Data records
* * *

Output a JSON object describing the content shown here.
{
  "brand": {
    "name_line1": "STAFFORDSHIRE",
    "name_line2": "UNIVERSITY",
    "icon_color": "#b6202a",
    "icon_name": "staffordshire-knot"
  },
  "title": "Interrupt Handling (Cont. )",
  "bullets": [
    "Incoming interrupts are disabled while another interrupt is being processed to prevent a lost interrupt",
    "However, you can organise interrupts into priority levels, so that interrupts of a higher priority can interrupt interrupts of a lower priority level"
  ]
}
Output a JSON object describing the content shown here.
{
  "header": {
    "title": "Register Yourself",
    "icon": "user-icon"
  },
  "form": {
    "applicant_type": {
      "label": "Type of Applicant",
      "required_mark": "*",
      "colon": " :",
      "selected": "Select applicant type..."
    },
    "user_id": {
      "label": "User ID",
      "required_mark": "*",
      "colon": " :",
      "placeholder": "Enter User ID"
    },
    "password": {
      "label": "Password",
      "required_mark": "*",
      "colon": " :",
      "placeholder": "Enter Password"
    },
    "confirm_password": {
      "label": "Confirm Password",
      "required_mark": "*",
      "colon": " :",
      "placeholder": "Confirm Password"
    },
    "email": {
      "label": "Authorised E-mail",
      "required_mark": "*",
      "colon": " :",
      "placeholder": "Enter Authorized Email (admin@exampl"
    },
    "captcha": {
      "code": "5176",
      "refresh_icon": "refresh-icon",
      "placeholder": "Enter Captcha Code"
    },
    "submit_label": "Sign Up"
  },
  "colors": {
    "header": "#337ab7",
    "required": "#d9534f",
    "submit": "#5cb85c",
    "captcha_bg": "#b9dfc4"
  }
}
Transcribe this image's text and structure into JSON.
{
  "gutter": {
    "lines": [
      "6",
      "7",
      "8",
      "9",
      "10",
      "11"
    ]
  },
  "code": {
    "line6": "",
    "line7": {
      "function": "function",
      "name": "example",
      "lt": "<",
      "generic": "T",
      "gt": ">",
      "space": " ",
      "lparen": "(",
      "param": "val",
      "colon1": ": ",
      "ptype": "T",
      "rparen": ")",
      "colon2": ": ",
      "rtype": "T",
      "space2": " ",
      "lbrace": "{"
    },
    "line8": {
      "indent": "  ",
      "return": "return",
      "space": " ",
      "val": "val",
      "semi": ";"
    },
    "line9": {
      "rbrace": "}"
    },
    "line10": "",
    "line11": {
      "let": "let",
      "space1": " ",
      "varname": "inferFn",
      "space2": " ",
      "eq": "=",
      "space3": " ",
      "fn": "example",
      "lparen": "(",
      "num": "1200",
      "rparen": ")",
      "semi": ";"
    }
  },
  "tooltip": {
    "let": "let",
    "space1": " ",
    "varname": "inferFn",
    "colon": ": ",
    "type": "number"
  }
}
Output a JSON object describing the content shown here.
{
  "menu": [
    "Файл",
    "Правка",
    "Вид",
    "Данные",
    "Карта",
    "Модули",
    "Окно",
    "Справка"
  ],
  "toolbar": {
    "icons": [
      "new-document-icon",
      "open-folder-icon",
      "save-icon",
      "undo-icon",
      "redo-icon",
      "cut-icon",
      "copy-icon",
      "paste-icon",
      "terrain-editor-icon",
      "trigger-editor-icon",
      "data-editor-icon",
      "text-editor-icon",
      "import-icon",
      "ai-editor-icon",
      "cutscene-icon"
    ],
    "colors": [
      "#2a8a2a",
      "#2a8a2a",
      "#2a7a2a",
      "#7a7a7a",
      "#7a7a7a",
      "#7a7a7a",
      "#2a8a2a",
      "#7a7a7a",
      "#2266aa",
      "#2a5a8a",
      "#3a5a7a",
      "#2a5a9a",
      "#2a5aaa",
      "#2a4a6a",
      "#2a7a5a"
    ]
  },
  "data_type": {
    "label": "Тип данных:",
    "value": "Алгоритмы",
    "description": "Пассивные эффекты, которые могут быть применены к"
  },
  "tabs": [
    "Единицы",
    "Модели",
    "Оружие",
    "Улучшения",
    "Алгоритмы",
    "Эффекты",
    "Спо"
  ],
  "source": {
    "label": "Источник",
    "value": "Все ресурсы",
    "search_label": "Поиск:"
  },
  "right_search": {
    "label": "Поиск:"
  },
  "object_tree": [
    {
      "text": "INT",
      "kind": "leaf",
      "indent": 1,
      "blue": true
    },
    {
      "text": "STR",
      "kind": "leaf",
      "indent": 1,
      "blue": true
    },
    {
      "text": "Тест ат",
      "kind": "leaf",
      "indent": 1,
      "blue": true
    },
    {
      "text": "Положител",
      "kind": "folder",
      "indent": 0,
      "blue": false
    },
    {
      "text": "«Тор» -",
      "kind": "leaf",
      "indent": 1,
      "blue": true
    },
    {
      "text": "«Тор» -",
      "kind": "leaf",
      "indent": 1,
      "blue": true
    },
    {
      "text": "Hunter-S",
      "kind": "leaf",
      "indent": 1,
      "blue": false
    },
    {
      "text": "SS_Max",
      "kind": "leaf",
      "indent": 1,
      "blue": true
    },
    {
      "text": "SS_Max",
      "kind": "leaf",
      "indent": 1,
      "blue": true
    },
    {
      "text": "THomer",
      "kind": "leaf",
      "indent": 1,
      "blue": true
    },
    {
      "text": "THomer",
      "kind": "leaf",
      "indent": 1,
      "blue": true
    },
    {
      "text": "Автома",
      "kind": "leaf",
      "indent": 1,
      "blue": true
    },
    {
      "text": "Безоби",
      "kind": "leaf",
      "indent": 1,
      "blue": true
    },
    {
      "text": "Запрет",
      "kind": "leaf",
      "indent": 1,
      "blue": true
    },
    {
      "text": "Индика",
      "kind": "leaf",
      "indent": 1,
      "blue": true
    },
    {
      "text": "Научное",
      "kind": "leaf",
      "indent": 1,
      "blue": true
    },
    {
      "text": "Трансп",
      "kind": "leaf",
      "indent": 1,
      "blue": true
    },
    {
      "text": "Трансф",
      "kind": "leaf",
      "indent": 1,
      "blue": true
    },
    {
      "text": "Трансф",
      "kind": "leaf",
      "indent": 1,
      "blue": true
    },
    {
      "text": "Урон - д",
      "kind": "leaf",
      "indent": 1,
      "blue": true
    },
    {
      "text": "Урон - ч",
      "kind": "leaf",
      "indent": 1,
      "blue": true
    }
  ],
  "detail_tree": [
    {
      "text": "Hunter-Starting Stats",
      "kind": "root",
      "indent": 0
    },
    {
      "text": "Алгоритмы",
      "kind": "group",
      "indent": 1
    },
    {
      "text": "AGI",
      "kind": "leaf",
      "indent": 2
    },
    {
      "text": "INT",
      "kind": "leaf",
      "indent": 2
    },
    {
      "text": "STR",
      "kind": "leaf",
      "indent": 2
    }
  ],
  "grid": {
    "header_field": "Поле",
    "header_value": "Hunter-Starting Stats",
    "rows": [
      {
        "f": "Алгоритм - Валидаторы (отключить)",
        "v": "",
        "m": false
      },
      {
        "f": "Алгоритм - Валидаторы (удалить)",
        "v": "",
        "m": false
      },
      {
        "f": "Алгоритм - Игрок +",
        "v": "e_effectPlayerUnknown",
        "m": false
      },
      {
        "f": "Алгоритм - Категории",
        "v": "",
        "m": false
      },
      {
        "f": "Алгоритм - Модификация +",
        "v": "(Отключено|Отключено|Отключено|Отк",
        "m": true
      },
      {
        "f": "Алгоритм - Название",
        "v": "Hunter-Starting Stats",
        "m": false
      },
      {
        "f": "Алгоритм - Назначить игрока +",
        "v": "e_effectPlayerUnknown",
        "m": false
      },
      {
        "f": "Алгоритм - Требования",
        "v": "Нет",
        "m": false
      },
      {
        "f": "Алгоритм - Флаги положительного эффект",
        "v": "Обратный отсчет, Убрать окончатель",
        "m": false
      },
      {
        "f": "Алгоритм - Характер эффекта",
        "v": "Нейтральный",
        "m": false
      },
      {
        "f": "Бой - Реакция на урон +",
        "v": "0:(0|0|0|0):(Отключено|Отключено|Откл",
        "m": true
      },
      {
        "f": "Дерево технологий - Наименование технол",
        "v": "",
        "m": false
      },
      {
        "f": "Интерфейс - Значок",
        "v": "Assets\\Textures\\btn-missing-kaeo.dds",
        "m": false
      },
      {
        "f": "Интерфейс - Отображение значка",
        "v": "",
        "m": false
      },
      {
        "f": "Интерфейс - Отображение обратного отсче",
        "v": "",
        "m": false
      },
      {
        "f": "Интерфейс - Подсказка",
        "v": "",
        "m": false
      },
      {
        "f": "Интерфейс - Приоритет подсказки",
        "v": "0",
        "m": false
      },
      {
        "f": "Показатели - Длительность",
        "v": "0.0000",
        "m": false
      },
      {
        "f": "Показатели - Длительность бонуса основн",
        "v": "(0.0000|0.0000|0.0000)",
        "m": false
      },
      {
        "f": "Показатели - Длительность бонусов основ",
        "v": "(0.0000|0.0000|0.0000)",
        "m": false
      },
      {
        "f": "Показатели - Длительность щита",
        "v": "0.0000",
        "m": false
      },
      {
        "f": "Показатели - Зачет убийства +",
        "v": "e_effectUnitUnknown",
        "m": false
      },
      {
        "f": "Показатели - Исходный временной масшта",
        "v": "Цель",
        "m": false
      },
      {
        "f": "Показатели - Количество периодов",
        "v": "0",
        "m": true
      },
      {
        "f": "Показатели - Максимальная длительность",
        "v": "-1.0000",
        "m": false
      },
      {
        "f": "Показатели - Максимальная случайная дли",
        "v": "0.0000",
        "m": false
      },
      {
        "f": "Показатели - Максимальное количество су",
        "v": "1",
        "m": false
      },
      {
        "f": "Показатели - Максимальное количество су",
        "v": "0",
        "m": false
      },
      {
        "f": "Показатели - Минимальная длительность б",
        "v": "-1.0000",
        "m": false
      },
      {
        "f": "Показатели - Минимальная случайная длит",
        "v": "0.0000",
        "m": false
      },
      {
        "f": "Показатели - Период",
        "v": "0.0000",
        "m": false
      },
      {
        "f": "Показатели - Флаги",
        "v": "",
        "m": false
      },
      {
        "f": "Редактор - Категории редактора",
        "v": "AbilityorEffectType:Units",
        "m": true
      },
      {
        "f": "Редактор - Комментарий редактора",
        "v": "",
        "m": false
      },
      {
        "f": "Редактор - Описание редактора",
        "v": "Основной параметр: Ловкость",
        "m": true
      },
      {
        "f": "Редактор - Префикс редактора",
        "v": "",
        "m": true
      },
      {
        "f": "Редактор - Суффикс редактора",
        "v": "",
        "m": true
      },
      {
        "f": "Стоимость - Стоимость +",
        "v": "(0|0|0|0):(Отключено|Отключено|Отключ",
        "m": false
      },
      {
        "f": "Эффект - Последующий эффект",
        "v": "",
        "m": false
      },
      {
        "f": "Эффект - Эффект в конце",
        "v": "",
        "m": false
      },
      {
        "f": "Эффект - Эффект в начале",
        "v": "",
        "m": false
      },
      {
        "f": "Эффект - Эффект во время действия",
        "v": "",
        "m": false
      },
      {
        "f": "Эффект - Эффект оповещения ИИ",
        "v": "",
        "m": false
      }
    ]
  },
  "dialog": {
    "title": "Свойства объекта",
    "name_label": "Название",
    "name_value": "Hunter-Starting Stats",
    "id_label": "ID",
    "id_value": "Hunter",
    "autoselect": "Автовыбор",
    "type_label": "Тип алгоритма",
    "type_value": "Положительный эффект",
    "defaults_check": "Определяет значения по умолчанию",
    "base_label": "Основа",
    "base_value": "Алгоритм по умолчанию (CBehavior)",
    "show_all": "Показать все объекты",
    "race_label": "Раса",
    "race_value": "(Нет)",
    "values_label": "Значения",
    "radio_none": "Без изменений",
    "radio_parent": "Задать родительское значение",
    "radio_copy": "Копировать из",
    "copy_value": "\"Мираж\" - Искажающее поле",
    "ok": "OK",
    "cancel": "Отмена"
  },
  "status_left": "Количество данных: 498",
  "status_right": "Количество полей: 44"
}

* * *

Exercise
Report the number of lines of the listing above that hold the string "случайная", with no other text.

Finished task
2